Task description:
Retype each line exactly. Skip images.

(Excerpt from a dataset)
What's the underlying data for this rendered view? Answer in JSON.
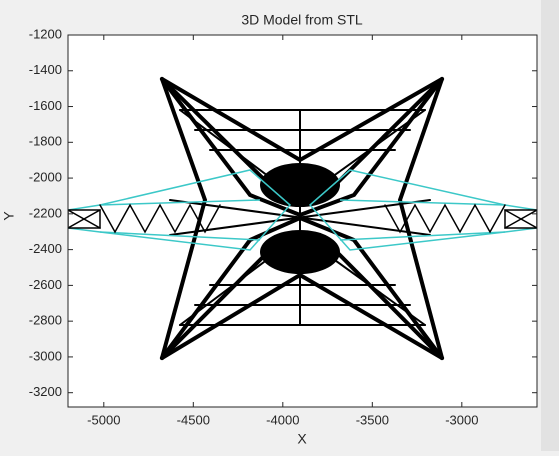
{
  "chart_data": {
    "type": "wireframe",
    "title": "3D Model from STL",
    "x_label": "X",
    "y_label": "Y",
    "xlim": [
      -5200,
      -2580
    ],
    "ylim": [
      -3280,
      -1200
    ],
    "xticks": [
      -5000,
      -4500,
      -4000,
      -3500,
      -3000
    ],
    "yticks": [
      -1200,
      -1400,
      -1600,
      -1800,
      -2000,
      -2200,
      -2400,
      -2600,
      -2800,
      -3000,
      -3200
    ]
  }
}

Written response:
What's the underlying data for this rendered view? Answer in JSON.
{
  "chart_data": {
    "type": "wireframe",
    "title": "3D Model from STL",
    "x_label": "X",
    "y_label": "Y",
    "xlim": [
      -5200,
      -2580
    ],
    "ylim": [
      -3280,
      -1200
    ],
    "xticks": [
      -5000,
      -4500,
      -4000,
      -3500,
      -3000
    ],
    "yticks": [
      -1200,
      -1400,
      -1600,
      -1800,
      -2000,
      -2200,
      -2400,
      -2600,
      -2800,
      -3000,
      -3200
    ]
  }
}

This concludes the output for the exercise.